What you need to do = Locate the string "color" in the listing below. Copy every line where it is found.
※
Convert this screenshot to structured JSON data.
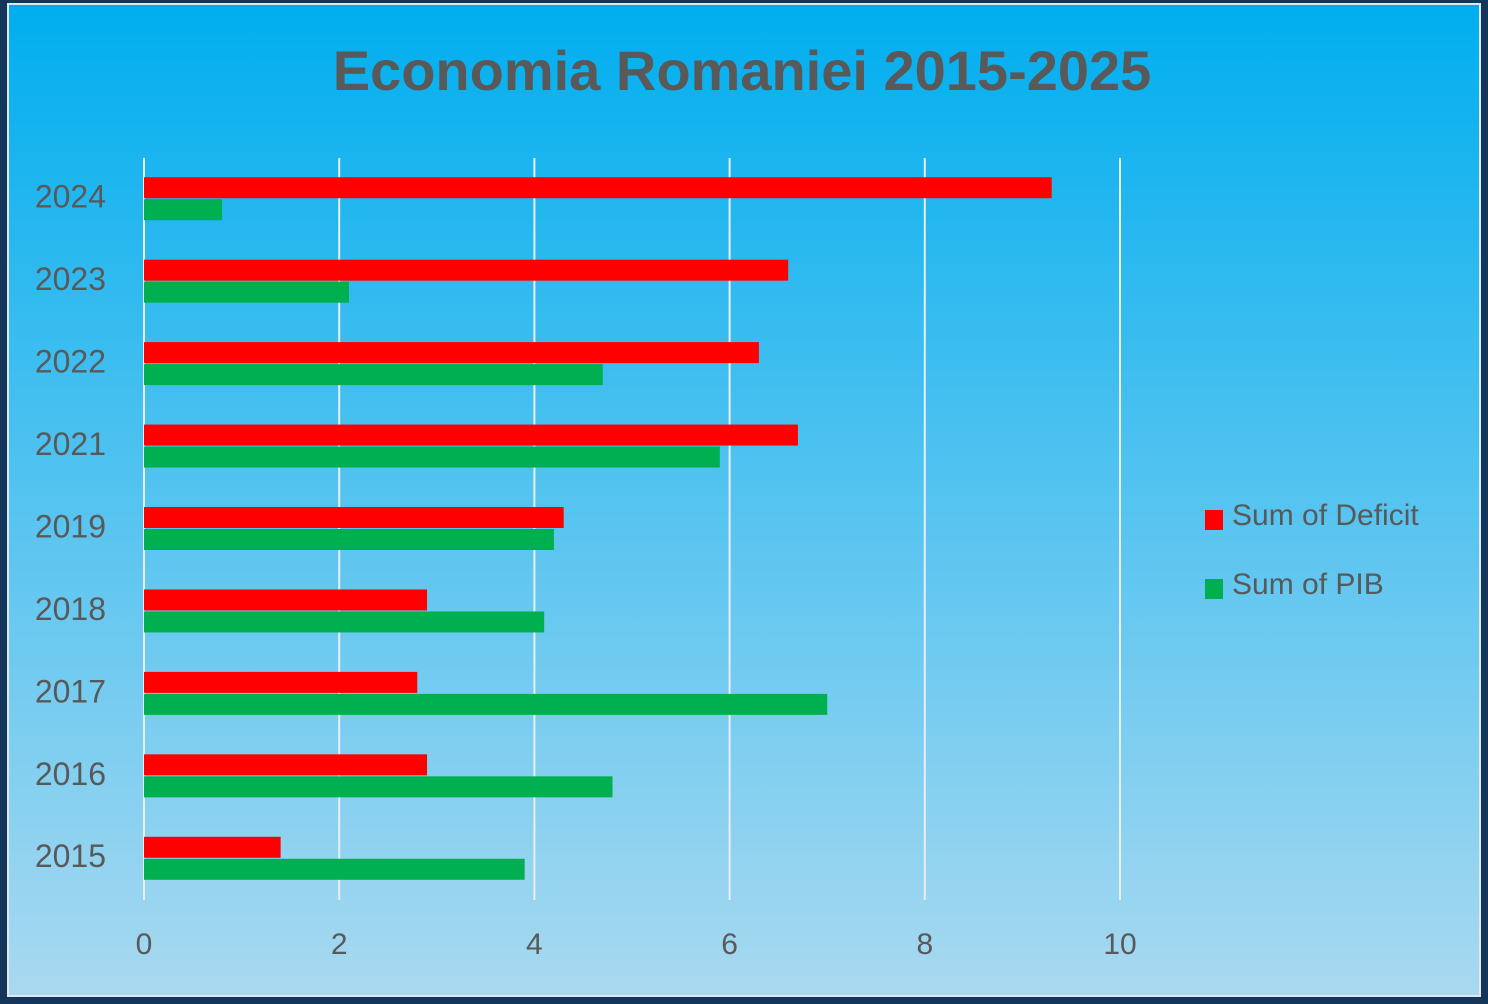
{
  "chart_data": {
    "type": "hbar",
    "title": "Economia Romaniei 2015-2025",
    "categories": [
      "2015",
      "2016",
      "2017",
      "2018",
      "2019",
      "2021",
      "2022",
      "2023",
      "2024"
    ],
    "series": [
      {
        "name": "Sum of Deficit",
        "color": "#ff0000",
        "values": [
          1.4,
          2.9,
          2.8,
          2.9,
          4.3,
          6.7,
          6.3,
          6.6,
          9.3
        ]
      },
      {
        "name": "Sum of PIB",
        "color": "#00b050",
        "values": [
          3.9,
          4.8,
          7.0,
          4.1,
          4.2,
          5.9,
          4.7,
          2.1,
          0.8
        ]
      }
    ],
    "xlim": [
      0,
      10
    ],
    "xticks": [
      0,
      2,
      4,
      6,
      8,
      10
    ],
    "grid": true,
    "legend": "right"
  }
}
※
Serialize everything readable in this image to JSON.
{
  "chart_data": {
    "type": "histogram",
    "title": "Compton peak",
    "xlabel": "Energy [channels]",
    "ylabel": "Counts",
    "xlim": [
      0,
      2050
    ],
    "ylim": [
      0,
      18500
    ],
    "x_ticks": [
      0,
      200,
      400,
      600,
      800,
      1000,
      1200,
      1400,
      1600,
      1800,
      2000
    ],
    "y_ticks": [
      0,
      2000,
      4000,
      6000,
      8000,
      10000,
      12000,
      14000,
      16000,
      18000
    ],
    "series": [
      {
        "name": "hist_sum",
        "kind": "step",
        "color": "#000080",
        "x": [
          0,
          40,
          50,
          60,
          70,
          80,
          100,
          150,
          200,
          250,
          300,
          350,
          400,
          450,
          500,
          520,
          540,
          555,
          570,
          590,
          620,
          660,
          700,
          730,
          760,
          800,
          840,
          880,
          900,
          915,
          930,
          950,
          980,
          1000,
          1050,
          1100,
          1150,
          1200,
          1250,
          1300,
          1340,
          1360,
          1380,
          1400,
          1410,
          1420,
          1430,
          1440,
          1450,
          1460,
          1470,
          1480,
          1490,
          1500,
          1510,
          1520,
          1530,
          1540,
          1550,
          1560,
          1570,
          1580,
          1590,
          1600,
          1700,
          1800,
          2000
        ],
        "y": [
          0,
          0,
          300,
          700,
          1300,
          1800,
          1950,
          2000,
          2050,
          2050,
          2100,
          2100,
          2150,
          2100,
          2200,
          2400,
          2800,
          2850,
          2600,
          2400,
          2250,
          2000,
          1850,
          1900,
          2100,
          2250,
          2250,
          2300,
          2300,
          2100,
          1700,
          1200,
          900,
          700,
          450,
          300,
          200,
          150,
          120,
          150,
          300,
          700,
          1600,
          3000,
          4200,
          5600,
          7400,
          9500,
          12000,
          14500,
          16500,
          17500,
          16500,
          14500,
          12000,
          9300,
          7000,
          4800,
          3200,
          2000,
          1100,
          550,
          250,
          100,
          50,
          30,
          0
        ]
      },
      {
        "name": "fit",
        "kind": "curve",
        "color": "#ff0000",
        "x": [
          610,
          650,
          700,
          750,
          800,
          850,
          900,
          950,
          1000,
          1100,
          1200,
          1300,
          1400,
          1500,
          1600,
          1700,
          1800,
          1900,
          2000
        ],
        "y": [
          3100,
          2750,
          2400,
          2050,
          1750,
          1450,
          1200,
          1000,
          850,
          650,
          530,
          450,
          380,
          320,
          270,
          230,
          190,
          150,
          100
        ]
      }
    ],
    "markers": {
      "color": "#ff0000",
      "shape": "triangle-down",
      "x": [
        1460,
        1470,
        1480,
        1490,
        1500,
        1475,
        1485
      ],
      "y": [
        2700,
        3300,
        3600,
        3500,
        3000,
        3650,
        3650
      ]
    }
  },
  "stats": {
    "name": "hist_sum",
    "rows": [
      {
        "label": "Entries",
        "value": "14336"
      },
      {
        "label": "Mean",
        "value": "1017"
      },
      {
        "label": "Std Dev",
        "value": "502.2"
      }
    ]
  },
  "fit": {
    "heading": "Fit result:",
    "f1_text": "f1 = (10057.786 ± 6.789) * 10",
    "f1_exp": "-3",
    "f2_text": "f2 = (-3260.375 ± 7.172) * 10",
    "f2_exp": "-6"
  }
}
※
Answer to the problem =
        "color": "#ff0000",
        "color": "#00b050",
        "color": "#000080",
        "color": "#ff0000",
      "color": "#ff0000",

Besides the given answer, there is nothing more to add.